== Records supplied ==

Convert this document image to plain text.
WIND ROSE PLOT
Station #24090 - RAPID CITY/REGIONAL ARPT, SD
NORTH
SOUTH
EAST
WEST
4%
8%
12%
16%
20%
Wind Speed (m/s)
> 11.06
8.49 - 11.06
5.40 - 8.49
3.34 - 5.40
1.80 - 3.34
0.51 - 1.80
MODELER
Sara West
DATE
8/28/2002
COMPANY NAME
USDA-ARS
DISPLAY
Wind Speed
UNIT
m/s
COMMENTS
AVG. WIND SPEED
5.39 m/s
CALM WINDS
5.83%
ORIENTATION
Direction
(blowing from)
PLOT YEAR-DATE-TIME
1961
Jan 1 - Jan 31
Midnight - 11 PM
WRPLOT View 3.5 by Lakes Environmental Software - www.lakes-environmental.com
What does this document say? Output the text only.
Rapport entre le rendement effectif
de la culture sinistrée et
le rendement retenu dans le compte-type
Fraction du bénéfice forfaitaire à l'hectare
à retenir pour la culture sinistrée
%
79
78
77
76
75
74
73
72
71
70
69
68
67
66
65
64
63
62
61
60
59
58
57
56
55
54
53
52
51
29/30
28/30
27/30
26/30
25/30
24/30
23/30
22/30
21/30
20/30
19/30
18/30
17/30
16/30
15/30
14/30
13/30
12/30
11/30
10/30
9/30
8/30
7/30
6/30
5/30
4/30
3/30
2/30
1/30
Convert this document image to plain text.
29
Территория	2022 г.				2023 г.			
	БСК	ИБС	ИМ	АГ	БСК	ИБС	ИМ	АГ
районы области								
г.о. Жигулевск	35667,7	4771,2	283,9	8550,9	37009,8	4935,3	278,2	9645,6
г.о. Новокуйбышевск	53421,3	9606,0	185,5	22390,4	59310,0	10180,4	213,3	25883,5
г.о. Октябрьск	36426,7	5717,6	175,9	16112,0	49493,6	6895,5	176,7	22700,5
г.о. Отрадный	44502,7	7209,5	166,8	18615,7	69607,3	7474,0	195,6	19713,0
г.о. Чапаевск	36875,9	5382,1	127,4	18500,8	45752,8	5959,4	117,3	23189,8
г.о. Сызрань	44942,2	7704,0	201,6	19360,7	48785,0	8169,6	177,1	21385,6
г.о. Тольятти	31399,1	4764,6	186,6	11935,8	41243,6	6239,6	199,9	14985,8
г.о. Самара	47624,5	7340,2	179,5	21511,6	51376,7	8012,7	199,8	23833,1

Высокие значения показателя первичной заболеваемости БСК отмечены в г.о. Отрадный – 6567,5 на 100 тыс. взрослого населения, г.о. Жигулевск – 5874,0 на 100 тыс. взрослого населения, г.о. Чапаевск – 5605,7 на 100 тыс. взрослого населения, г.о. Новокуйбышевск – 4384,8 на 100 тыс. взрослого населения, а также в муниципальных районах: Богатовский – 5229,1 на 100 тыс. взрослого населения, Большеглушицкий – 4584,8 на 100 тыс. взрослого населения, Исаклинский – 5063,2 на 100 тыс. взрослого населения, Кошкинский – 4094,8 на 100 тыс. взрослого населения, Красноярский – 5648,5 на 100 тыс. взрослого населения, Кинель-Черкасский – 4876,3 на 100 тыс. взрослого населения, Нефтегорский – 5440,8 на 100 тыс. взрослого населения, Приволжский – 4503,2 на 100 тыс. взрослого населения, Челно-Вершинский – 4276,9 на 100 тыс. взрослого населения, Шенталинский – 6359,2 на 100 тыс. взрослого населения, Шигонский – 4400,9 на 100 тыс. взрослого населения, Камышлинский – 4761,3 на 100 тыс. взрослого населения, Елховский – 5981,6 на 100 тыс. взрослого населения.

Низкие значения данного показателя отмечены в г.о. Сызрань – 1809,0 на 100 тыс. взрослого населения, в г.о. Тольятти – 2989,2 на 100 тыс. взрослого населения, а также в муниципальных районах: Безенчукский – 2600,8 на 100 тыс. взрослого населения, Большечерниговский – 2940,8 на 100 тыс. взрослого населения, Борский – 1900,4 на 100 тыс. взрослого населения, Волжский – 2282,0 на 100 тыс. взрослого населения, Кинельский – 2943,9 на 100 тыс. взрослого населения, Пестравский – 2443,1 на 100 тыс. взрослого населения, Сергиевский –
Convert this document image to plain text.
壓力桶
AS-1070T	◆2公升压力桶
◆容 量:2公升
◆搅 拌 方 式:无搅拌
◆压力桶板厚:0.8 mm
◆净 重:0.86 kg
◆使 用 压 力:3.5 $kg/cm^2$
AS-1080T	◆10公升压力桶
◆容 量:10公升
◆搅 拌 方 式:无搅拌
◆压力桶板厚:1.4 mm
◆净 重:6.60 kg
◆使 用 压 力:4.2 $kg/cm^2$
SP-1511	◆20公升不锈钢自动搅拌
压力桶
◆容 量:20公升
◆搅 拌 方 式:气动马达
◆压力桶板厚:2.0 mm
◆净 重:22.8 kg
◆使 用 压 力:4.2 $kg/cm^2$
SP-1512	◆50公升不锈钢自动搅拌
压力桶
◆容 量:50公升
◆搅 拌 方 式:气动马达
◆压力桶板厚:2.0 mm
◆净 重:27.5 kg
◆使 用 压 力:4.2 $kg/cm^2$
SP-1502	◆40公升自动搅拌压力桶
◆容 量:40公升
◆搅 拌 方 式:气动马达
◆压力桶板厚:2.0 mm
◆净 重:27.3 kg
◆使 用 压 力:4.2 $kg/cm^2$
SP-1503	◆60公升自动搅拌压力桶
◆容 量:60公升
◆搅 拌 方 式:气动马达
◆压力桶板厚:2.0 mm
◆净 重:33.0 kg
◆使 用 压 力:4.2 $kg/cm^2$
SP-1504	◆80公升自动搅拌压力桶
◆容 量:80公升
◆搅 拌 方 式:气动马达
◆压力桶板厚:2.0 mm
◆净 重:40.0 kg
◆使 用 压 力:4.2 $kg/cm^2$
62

===

The entries above should be repeated exactly, every one of them.

Solution to this problem:
Convert this document image to plain text.
WIND ROSE PLOT
Station #24090 - RAPID CITY/REGIONAL ARPT, SD
NORTH
SOUTH
EAST
WEST
4%
8%
12%
16%
20%
Wind Speed (m/s)
> 11.06
8.49 - 11.06
5.40 - 8.49
3.34 - 5.40
1.80 - 3.34
0.51 - 1.80
MODELER
Sara West
DATE
8/28/2002
COMPANY NAME
USDA-ARS
DISPLAY
Wind Speed
UNIT
m/s
COMMENTS
AVG. WIND SPEED
5.39 m/s
CALM WINDS
5.83%
ORIENTATION
Direction
(blowing from)
PLOT YEAR-DATE-TIME
1961
Jan 1 - Jan 31
Midnight - 11 PM
WRPLOT View 3.5 by Lakes Environmental Software - www.lakes-environmental.com
What does this document say? Output the text only.
Rapport entre le rendement effectif
de la culture sinistrée et
le rendement retenu dans le compte-type
Fraction du bénéfice forfaitaire à l'hectare
à retenir pour la culture sinistrée
%
79
78
77
76
75
74
73
72
71
70
69
68
67
66
65
64
63
62
61
60
59
58
57
56
55
54
53
52
51
29/30
28/30
27/30
26/30
25/30
24/30
23/30
22/30
21/30
20/30
19/30
18/30
17/30
16/30
15/30
14/30
13/30
12/30
11/30
10/30
9/30
8/30
7/30
6/30
5/30
4/30
3/30
2/30
1/30
Convert this document image to plain text.
29
Территория	2022 г.				2023 г.			
	БСК	ИБС	ИМ	АГ	БСК	ИБС	ИМ	АГ
районы области								
г.о. Жигулевск	35667,7	4771,2	283,9	8550,9	37009,8	4935,3	278,2	9645,6
г.о. Новокуйбышевск	53421,3	9606,0	185,5	22390,4	59310,0	10180,4	213,3	25883,5
г.о. Октябрьск	36426,7	5717,6	175,9	16112,0	49493,6	6895,5	176,7	22700,5
г.о. Отрадный	44502,7	7209,5	166,8	18615,7	69607,3	7474,0	195,6	19713,0
г.о. Чапаевск	36875,9	5382,1	127,4	18500,8	45752,8	5959,4	117,3	23189,8
г.о. Сызрань	44942,2	7704,0	201,6	19360,7	48785,0	8169,6	177,1	21385,6
г.о. Тольятти	31399,1	4764,6	186,6	11935,8	41243,6	6239,6	199,9	14985,8
г.о. Самара	47624,5	7340,2	179,5	21511,6	51376,7	8012,7	199,8	23833,1

Высокие значения показателя первичной заболеваемости БСК отмечены в г.о. Отрадный – 6567,5 на 100 тыс. взрослого населения, г.о. Жигулевск – 5874,0 на 100 тыс. взрослого населения, г.о. Чапаевск – 5605,7 на 100 тыс. взрослого населения, г.о. Новокуйбышевск – 4384,8 на 100 тыс. взрослого населения, а также в муниципальных районах: Богатовский – 5229,1 на 100 тыс. взрослого населения, Большеглушицкий – 4584,8 на 100 тыс. взрослого населения, Исаклинский – 5063,2 на 100 тыс. взрослого населения, Кошкинский – 4094,8 на 100 тыс. взрослого населения, Красноярский – 5648,5 на 100 тыс. взрослого населения, Кинель-Черкасский – 4876,3 на 100 тыс. взрослого населения, Нефтегорский – 5440,8 на 100 тыс. взрослого населения, Приволжский – 4503,2 на 100 тыс. взрослого населения, Челно-Вершинский – 4276,9 на 100 тыс. взрослого населения, Шенталинский – 6359,2 на 100 тыс. взрослого населения, Шигонский – 4400,9 на 100 тыс. взрослого населения, Камышлинский – 4761,3 на 100 тыс. взрослого населения, Елховский – 5981,6 на 100 тыс. взрослого населения.

Низкие значения данного показателя отмечены в г.о. Сызрань – 1809,0 на 100 тыс. взрослого населения, в г.о. Тольятти – 2989,2 на 100 тыс. взрослого населения, а также в муниципальных районах: Безенчукский – 2600,8 на 100 тыс. взрослого населения, Большечерниговский – 2940,8 на 100 тыс. взрослого населения, Борский – 1900,4 на 100 тыс. взрослого населения, Волжский – 2282,0 на 100 тыс. взрослого населения, Кинельский – 2943,9 на 100 тыс. взрослого населения, Пестравский – 2443,1 на 100 тыс. взрослого населения, Сергиевский –
Convert this document image to plain text.
壓力桶
AS-1070T	◆2公升压力桶
◆容 量:2公升
◆搅 拌 方 式:无搅拌
◆压力桶板厚:0.8 mm
◆净 重:0.86 kg
◆使 用 压 力:3.5 $kg/cm^2$
AS-1080T	◆10公升压力桶
◆容 量:10公升
◆搅 拌 方 式:无搅拌
◆压力桶板厚:1.4 mm
◆净 重:6.60 kg
◆使 用 压 力:4.2 $kg/cm^2$
SP-1511	◆20公升不锈钢自动搅拌
压力桶
◆容 量:20公升
◆搅 拌 方 式:气动马达
◆压力桶板厚:2.0 mm
◆净 重:22.8 kg
◆使 用 压 力:4.2 $kg/cm^2$
SP-1512	◆50公升不锈钢自动搅拌
压力桶
◆容 量:50公升
◆搅 拌 方 式:气动马达
◆压力桶板厚:2.0 mm
◆净 重:27.5 kg
◆使 用 压 力:4.2 $kg/cm^2$
SP-1502	◆40公升自动搅拌压力桶
◆容 量:40公升
◆搅 拌 方 式:气动马达
◆压力桶板厚:2.0 mm
◆净 重:27.3 kg
◆使 用 压 力:4.2 $kg/cm^2$
SP-1503	◆60公升自动搅拌压力桶
◆容 量:60公升
◆搅 拌 方 式:气动马达
◆压力桶板厚:2.0 mm
◆净 重:33.0 kg
◆使 用 压 力:4.2 $kg/cm^2$
SP-1504	◆80公升自动搅拌压力桶
◆容 量:80公升
◆搅 拌 方 式:气动马达
◆压力桶板厚:2.0 mm
◆净 重:40.0 kg
◆使 用 压 力:4.2 $kg/cm^2$
62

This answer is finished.